# Aim
Do any lines in the data below contain "Size"? If so, copy every one of them.

# Figure data in JSON
= = = = = = =

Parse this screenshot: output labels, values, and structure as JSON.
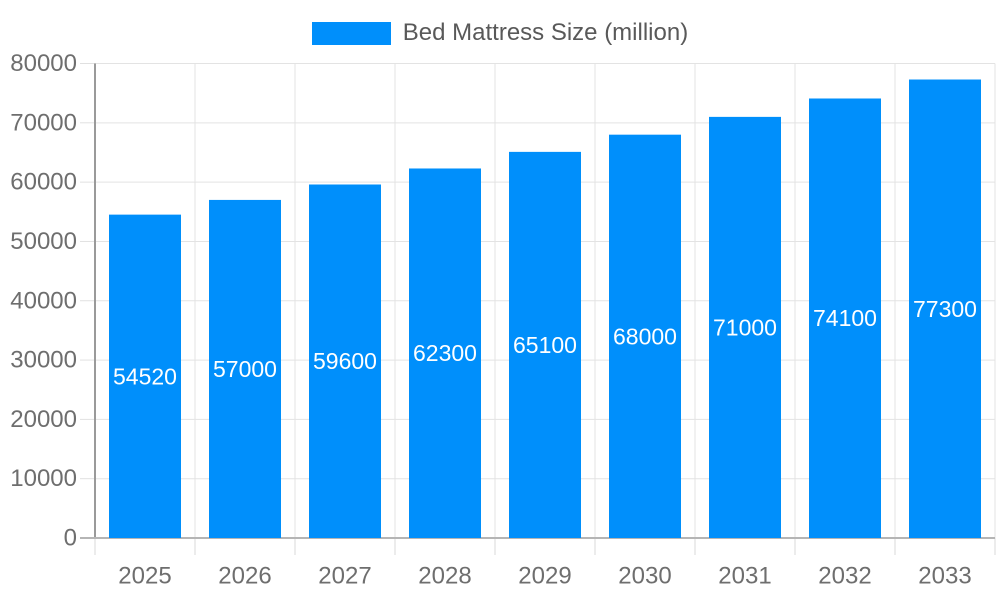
{
  "chart_data": {
    "type": "bar",
    "title": "Bed Mattress Size (million)",
    "legend": {
      "position": "top",
      "entries": [
        "Bed Mattress Size (million)"
      ]
    },
    "categories": [
      "2025",
      "2026",
      "2027",
      "2028",
      "2029",
      "2030",
      "2031",
      "2032",
      "2033"
    ],
    "series": [
      {
        "name": "Bed Mattress Size (million)",
        "values": [
          54520,
          57000,
          59600,
          62300,
          65100,
          68000,
          71000,
          74100,
          77300
        ]
      }
    ],
    "data_labels": [
      "54520",
      "57000",
      "59600",
      "62300",
      "65100",
      "68000",
      "71000",
      "74100",
      "77300"
    ],
    "xlabel": "",
    "ylabel": "",
    "ylim": [
      0,
      80000
    ],
    "ytick_step": 10000,
    "ytick_labels": [
      "0",
      "10000",
      "20000",
      "30000",
      "40000",
      "50000",
      "60000",
      "70000",
      "80000"
    ],
    "grid": true,
    "colors": {
      "bar": "#008FFB",
      "bar_label": "#ffffff",
      "axis_label": "#6e6e6e",
      "legend_text": "#595959",
      "grid_line": "#e3e3e3",
      "y_axis_line": "#9a9a9a",
      "x_axis_line": "#b5b5b5",
      "y_tick": "#e0e0e0",
      "x_tick": "#d9d9d9",
      "background": "#ffffff"
    }
  }
}
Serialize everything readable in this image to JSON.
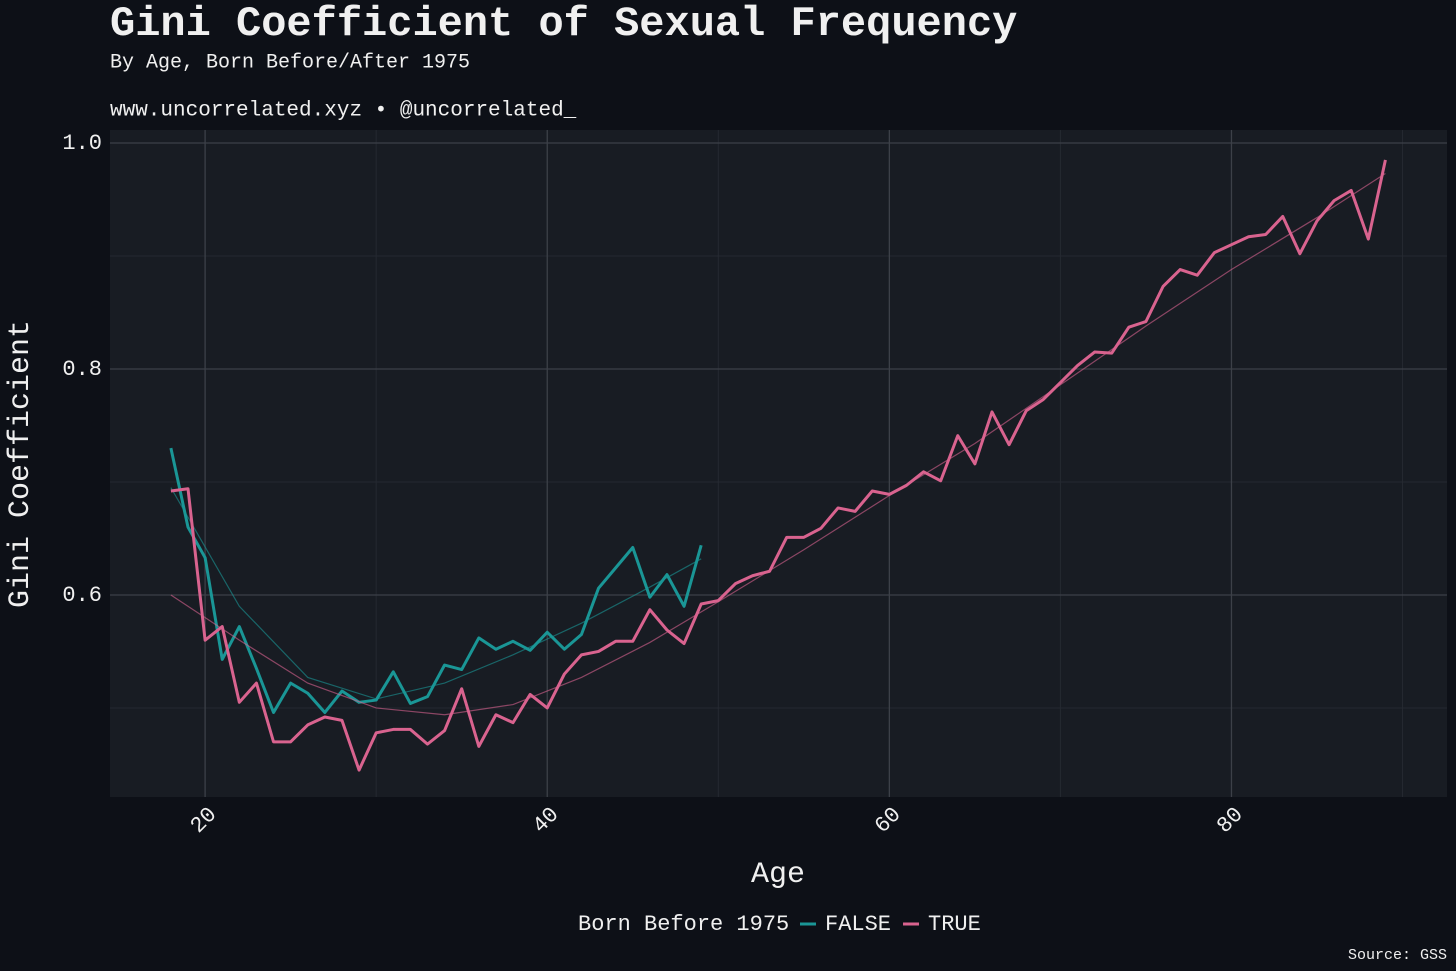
{
  "chart_data": {
    "type": "line",
    "title": "Gini Coefficient of Sexual Frequency",
    "subtitle": "By Age, Born Before/After 1975",
    "caption": "www.uncorrelated.xyz • @uncorrelated_",
    "source": "Source: GSS",
    "x_label": "Age",
    "y_label": "Gini Coefficient",
    "legend_title": "Born Before 1975",
    "xlim": [
      14.44,
      92.6
    ],
    "ylim": [
      0.4212,
      1.0115
    ],
    "xticks": [
      20,
      40,
      60,
      80
    ],
    "yticks": [
      0.6,
      0.8,
      {
        "value": 1.0,
        "label": "1.0"
      }
    ],
    "x_minor_grid": [
      30,
      50,
      70,
      90
    ],
    "y_minor_grid": [
      0.5,
      0.7,
      0.9
    ],
    "grid": true,
    "series": [
      {
        "name": "FALSE",
        "color": "#1a9696",
        "x": [
          18,
          19,
          20,
          21,
          22,
          23,
          24,
          25,
          26,
          27,
          28,
          29,
          30,
          31,
          32,
          33,
          34,
          35,
          36,
          37,
          38,
          39,
          40,
          41,
          42,
          43,
          44,
          45,
          46,
          47,
          48,
          49
        ],
        "values": [
          0.73,
          0.66,
          0.633,
          0.543,
          0.572,
          0.535,
          0.496,
          0.522,
          0.513,
          0.496,
          0.515,
          0.505,
          0.507,
          0.532,
          0.504,
          0.51,
          0.538,
          0.534,
          0.562,
          0.552,
          0.559,
          0.551,
          0.567,
          0.552,
          0.565,
          0.606,
          0.624,
          0.642,
          0.598,
          0.618,
          0.59,
          0.644
        ],
        "trend_x": [
          18,
          22,
          26,
          30,
          34,
          38,
          42,
          46,
          49
        ],
        "trend": [
          0.695,
          0.59,
          0.527,
          0.508,
          0.522,
          0.547,
          0.575,
          0.607,
          0.632
        ]
      },
      {
        "name": "TRUE",
        "color": "#d9638f",
        "x": [
          18,
          19,
          20,
          21,
          22,
          23,
          24,
          25,
          26,
          27,
          28,
          29,
          30,
          31,
          32,
          33,
          34,
          35,
          36,
          37,
          38,
          39,
          40,
          41,
          42,
          43,
          44,
          45,
          46,
          47,
          48,
          49,
          50,
          51,
          52,
          53,
          54,
          55,
          56,
          57,
          58,
          59,
          60,
          61,
          62,
          63,
          64,
          65,
          66,
          67,
          68,
          69,
          70,
          71,
          72,
          73,
          74,
          75,
          76,
          77,
          78,
          79,
          80,
          81,
          82,
          83,
          84,
          85,
          86,
          87,
          88,
          89
        ],
        "values": [
          0.692,
          0.694,
          0.56,
          0.572,
          0.505,
          0.522,
          0.47,
          0.47,
          0.485,
          0.492,
          0.489,
          0.445,
          0.478,
          0.481,
          0.481,
          0.468,
          0.48,
          0.517,
          0.466,
          0.494,
          0.487,
          0.512,
          0.5,
          0.53,
          0.547,
          0.55,
          0.559,
          0.559,
          0.587,
          0.569,
          0.557,
          0.592,
          0.595,
          0.61,
          0.617,
          0.621,
          0.651,
          0.651,
          0.659,
          0.677,
          0.674,
          0.692,
          0.689,
          0.697,
          0.709,
          0.701,
          0.741,
          0.716,
          0.762,
          0.733,
          0.763,
          0.773,
          0.788,
          0.803,
          0.815,
          0.814,
          0.837,
          0.842,
          0.873,
          0.888,
          0.883,
          0.903,
          0.91,
          0.917,
          0.919,
          0.935,
          0.902,
          0.931,
          0.949,
          0.958,
          0.915,
          0.985
        ],
        "trend_x": [
          18,
          22,
          26,
          30,
          34,
          38,
          42,
          46,
          50,
          55,
          60,
          65,
          70,
          75,
          80,
          85,
          89
        ],
        "trend": [
          0.6,
          0.56,
          0.522,
          0.5,
          0.494,
          0.503,
          0.527,
          0.558,
          0.594,
          0.64,
          0.688,
          0.734,
          0.786,
          0.838,
          0.888,
          0.934,
          0.973
        ]
      }
    ]
  }
}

= = = = = = =

# Final result
    "title": "Bed Mattress Size (million)",
        "Bed Mattress Size (million)"
        "name": "Bed Mattress Size (million)",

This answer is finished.